====== INFORMATION SHOWN ======

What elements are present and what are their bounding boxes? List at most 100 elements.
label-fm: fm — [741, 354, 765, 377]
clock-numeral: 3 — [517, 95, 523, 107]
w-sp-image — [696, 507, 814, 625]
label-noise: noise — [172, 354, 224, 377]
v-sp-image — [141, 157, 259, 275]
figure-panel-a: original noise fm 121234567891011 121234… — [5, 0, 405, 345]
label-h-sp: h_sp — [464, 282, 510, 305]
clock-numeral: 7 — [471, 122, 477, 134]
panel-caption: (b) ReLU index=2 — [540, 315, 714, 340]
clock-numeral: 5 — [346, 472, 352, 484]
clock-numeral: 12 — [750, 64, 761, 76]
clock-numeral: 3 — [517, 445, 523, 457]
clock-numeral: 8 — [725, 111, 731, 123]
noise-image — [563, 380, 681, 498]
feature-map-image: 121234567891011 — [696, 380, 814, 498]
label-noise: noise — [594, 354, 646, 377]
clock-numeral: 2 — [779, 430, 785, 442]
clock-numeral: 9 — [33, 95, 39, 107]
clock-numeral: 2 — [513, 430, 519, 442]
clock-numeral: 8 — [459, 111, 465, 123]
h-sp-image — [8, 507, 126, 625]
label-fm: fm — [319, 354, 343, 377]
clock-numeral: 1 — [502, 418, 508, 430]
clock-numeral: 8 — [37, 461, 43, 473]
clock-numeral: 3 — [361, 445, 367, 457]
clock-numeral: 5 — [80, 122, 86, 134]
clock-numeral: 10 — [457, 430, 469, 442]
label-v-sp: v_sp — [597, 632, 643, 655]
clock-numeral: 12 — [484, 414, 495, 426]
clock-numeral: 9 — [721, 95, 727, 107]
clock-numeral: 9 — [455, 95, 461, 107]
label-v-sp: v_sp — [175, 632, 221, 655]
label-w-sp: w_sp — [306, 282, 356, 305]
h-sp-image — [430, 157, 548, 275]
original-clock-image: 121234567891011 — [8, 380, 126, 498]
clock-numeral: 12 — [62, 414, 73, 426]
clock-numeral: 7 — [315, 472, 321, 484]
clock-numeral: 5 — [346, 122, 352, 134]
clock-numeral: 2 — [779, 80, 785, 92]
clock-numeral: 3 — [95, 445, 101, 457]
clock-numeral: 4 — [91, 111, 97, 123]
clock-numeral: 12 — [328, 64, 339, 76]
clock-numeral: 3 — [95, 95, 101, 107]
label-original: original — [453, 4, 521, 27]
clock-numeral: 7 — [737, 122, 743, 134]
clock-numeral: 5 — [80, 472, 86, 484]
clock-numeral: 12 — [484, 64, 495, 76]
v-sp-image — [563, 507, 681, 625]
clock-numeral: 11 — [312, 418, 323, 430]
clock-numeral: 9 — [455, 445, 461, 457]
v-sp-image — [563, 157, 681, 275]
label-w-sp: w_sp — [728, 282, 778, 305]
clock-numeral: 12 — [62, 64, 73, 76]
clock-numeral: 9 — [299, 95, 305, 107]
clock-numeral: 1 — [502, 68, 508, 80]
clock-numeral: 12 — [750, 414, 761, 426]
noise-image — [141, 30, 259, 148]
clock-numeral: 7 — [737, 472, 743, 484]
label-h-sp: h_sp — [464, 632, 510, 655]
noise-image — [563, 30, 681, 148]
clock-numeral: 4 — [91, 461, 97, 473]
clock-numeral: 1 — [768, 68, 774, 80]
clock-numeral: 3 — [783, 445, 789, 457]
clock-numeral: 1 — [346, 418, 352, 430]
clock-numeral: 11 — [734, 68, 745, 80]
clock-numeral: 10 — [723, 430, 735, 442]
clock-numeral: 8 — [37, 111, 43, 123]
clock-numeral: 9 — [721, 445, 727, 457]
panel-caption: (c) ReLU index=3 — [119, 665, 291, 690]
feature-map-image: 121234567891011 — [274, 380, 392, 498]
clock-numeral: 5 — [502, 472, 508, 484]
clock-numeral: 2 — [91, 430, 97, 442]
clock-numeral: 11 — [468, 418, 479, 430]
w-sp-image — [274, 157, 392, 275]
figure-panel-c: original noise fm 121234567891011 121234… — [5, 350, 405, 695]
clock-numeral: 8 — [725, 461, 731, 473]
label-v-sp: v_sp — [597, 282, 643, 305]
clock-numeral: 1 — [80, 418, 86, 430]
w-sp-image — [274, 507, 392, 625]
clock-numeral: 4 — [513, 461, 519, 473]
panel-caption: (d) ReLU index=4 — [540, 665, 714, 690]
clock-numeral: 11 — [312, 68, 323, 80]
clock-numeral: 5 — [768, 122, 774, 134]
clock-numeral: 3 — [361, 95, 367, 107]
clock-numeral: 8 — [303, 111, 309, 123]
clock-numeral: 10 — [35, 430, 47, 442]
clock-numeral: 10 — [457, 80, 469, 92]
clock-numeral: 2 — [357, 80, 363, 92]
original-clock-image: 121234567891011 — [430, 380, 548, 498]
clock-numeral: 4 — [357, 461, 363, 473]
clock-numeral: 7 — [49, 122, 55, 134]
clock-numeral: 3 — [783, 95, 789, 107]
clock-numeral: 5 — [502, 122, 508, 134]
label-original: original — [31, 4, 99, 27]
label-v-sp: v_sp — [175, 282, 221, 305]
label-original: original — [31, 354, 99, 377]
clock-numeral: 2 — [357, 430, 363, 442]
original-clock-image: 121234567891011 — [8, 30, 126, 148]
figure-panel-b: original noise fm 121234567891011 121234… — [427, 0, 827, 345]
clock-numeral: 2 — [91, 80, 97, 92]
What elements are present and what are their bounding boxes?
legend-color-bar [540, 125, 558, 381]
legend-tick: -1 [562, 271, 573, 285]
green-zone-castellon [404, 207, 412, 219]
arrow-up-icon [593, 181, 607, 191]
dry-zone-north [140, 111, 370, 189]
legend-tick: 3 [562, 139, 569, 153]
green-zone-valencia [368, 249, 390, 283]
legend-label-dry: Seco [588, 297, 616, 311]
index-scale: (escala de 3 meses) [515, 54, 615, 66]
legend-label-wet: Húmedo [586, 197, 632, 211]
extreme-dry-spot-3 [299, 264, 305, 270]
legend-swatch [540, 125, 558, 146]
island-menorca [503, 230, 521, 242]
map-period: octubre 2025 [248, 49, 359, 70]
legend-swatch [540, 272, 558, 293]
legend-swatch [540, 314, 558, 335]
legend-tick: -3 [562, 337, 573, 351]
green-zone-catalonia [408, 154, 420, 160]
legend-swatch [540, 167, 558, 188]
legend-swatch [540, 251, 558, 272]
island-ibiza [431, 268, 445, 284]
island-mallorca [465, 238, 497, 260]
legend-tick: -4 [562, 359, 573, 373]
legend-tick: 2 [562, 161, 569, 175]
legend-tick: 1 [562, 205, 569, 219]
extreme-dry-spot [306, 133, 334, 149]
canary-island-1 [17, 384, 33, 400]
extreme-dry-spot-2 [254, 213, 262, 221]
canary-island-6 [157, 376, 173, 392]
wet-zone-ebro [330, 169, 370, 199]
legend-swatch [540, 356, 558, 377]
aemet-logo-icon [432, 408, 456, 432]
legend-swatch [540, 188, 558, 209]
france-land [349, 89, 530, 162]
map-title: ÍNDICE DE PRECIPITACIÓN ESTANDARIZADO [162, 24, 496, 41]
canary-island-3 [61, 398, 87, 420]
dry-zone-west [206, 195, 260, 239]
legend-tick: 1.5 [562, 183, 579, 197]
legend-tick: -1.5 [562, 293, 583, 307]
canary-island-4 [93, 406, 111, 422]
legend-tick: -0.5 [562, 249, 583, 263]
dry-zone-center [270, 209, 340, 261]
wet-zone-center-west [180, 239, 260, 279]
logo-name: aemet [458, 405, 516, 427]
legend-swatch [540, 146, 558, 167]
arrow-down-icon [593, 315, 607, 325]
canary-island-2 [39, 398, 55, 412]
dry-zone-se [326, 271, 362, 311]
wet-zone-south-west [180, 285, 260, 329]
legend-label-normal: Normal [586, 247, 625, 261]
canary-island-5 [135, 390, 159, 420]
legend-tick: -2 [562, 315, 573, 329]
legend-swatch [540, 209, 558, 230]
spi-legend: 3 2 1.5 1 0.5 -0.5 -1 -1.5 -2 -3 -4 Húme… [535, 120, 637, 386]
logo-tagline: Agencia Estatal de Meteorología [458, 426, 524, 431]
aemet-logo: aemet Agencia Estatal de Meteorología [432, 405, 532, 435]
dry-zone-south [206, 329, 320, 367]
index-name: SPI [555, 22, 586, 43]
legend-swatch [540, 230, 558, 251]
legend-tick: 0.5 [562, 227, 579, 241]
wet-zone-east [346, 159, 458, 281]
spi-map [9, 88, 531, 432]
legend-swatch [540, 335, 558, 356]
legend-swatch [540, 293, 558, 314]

======

Please find every line in the items above that contains the string "spot" and copy each one. Case counts.

=== ANSWER TO THIS EXERCISE ===
extreme-dry-spot-3 [299, 264, 305, 270]
extreme-dry-spot [306, 133, 334, 149]
extreme-dry-spot-2 [254, 213, 262, 221]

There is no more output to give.